** START Records for this exercise **

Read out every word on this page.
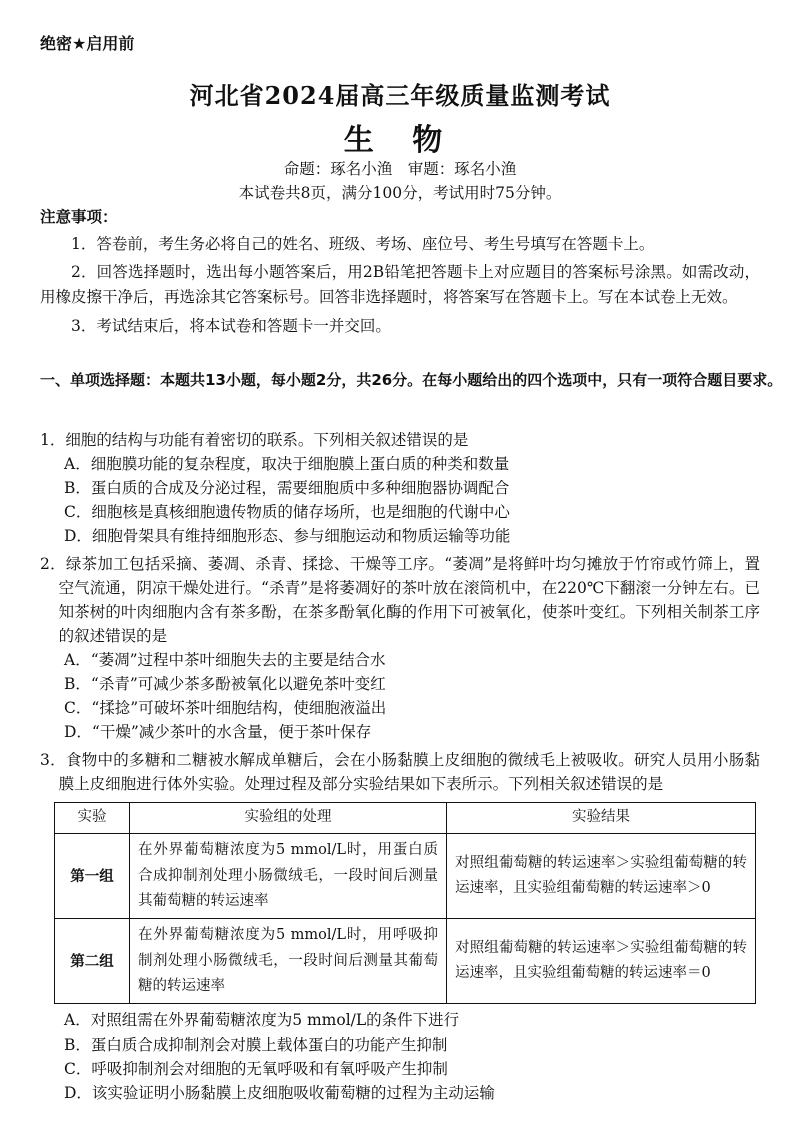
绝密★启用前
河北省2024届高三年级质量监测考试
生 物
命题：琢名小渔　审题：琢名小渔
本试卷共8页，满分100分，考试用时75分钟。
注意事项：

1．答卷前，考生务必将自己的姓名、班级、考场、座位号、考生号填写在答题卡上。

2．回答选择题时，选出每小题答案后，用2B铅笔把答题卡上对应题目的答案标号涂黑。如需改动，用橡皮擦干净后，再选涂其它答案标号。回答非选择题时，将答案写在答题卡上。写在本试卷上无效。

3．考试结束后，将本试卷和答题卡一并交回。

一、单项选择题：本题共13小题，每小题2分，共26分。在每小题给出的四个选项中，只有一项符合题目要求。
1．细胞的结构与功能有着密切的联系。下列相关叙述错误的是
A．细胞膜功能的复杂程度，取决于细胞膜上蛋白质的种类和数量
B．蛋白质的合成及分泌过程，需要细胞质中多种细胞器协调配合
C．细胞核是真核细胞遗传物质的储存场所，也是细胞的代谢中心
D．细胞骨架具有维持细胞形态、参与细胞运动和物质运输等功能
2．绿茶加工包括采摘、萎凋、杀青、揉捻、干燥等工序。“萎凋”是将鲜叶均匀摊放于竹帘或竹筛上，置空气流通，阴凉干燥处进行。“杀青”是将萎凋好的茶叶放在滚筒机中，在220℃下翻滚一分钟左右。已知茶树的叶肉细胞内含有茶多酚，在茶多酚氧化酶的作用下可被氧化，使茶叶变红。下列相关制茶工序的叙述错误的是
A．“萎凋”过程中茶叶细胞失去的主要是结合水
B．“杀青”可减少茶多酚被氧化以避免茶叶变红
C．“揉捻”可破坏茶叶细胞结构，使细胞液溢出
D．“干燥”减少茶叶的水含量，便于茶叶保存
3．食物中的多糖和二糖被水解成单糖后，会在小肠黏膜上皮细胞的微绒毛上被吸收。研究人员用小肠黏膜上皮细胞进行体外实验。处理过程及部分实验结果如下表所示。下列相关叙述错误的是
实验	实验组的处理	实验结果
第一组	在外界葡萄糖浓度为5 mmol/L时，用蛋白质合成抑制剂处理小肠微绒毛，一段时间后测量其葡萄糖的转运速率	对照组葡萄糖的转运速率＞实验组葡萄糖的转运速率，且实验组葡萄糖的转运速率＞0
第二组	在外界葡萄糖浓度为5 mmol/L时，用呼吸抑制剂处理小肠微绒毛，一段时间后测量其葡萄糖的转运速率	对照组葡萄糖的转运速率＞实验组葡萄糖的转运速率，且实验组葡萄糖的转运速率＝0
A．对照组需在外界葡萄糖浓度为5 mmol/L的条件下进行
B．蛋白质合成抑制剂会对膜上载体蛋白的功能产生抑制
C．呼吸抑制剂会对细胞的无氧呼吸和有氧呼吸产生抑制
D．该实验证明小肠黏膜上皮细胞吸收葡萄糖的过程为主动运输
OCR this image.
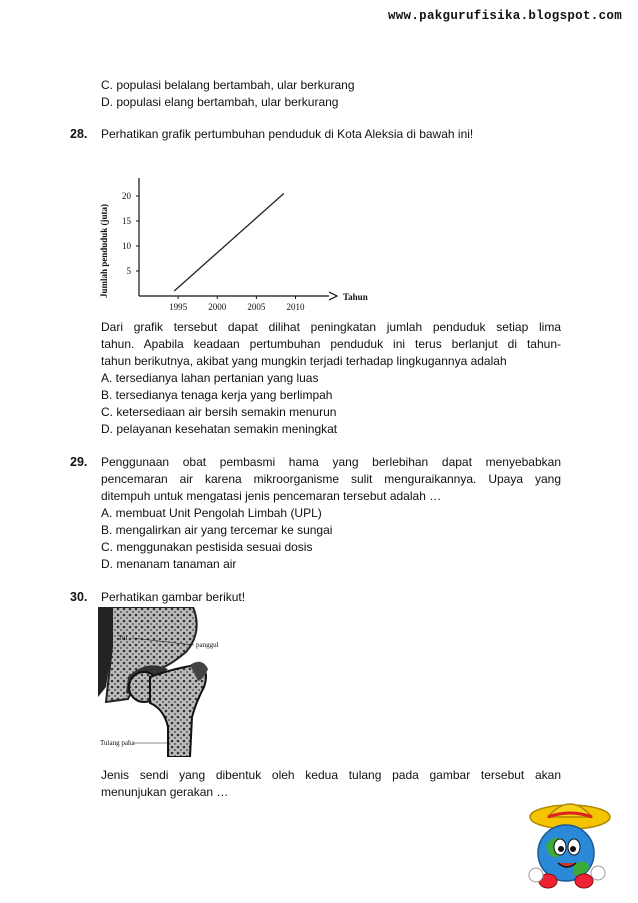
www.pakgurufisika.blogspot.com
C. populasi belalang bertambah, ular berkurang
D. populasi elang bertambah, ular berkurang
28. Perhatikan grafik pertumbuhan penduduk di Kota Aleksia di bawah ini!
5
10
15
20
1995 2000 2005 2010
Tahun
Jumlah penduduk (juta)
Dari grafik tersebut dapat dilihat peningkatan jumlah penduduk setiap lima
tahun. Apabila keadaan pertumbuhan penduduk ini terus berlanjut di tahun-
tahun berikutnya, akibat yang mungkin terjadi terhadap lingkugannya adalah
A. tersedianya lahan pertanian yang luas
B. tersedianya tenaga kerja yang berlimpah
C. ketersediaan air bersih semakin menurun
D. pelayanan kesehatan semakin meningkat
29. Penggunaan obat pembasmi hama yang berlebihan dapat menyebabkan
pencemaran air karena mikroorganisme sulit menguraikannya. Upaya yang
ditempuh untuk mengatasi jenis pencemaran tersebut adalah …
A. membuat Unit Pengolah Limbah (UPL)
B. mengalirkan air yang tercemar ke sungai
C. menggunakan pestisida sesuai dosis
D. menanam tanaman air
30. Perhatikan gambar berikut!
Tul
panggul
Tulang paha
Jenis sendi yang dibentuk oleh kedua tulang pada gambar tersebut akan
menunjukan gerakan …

** END Records for this exercise **

Every line of the material is to be quoted exactly, with no pictures carried over.

#### Task solution
Read out every word on this page.
绝密★启用前
河北省2024届高三年级质量监测考试
生 物
命题：琢名小渔　审题：琢名小渔
本试卷共8页，满分100分，考试用时75分钟。
注意事项：

1．答卷前，考生务必将自己的姓名、班级、考场、座位号、考生号填写在答题卡上。

2．回答选择题时，选出每小题答案后，用2B铅笔把答题卡上对应题目的答案标号涂黑。如需改动，用橡皮擦干净后，再选涂其它答案标号。回答非选择题时，将答案写在答题卡上。写在本试卷上无效。

3．考试结束后，将本试卷和答题卡一并交回。

一、单项选择题：本题共13小题，每小题2分，共26分。在每小题给出的四个选项中，只有一项符合题目要求。
1．细胞的结构与功能有着密切的联系。下列相关叙述错误的是
A．细胞膜功能的复杂程度，取决于细胞膜上蛋白质的种类和数量
B．蛋白质的合成及分泌过程，需要细胞质中多种细胞器协调配合
C．细胞核是真核细胞遗传物质的储存场所，也是细胞的代谢中心
D．细胞骨架具有维持细胞形态、参与细胞运动和物质运输等功能
2．绿茶加工包括采摘、萎凋、杀青、揉捻、干燥等工序。“萎凋”是将鲜叶均匀摊放于竹帘或竹筛上，置空气流通，阴凉干燥处进行。“杀青”是将萎凋好的茶叶放在滚筒机中，在220℃下翻滚一分钟左右。已知茶树的叶肉细胞内含有茶多酚，在茶多酚氧化酶的作用下可被氧化，使茶叶变红。下列相关制茶工序的叙述错误的是
A．“萎凋”过程中茶叶细胞失去的主要是结合水
B．“杀青”可减少茶多酚被氧化以避免茶叶变红
C．“揉捻”可破坏茶叶细胞结构，使细胞液溢出
D．“干燥”减少茶叶的水含量，便于茶叶保存
3．食物中的多糖和二糖被水解成单糖后，会在小肠黏膜上皮细胞的微绒毛上被吸收。研究人员用小肠黏膜上皮细胞进行体外实验。处理过程及部分实验结果如下表所示。下列相关叙述错误的是
实验	实验组的处理	实验结果
第一组	在外界葡萄糖浓度为5 mmol/L时，用蛋白质合成抑制剂处理小肠微绒毛，一段时间后测量其葡萄糖的转运速率	对照组葡萄糖的转运速率＞实验组葡萄糖的转运速率，且实验组葡萄糖的转运速率＞0
第二组	在外界葡萄糖浓度为5 mmol/L时，用呼吸抑制剂处理小肠微绒毛，一段时间后测量其葡萄糖的转运速率	对照组葡萄糖的转运速率＞实验组葡萄糖的转运速率，且实验组葡萄糖的转运速率＝0
A．对照组需在外界葡萄糖浓度为5 mmol/L的条件下进行
B．蛋白质合成抑制剂会对膜上载体蛋白的功能产生抑制
C．呼吸抑制剂会对细胞的无氧呼吸和有氧呼吸产生抑制
D．该实验证明小肠黏膜上皮细胞吸收葡萄糖的过程为主动运输
OCR this image.
www.pakgurufisika.blogspot.com
C. populasi belalang bertambah, ular berkurang
D. populasi elang bertambah, ular berkurang
28. Perhatikan grafik pertumbuhan penduduk di Kota Aleksia di bawah ini!
5
10
15
20
1995 2000 2005 2010
Tahun
Jumlah penduduk (juta)
Dari grafik tersebut dapat dilihat peningkatan jumlah penduduk setiap lima
tahun. Apabila keadaan pertumbuhan penduduk ini terus berlanjut di tahun-
tahun berikutnya, akibat yang mungkin terjadi terhadap lingkugannya adalah
A. tersedianya lahan pertanian yang luas
B. tersedianya tenaga kerja yang berlimpah
C. ketersediaan air bersih semakin menurun
D. pelayanan kesehatan semakin meningkat
29. Penggunaan obat pembasmi hama yang berlebihan dapat menyebabkan
pencemaran air karena mikroorganisme sulit menguraikannya. Upaya yang
ditempuh untuk mengatasi jenis pencemaran tersebut adalah …
A. membuat Unit Pengolah Limbah (UPL)
B. mengalirkan air yang tercemar ke sungai
C. menggunakan pestisida sesuai dosis
D. menanam tanaman air
30. Perhatikan gambar berikut!
Tul
panggul
Tulang paha
Jenis sendi yang dibentuk oleh kedua tulang pada gambar tersebut akan
menunjukan gerakan …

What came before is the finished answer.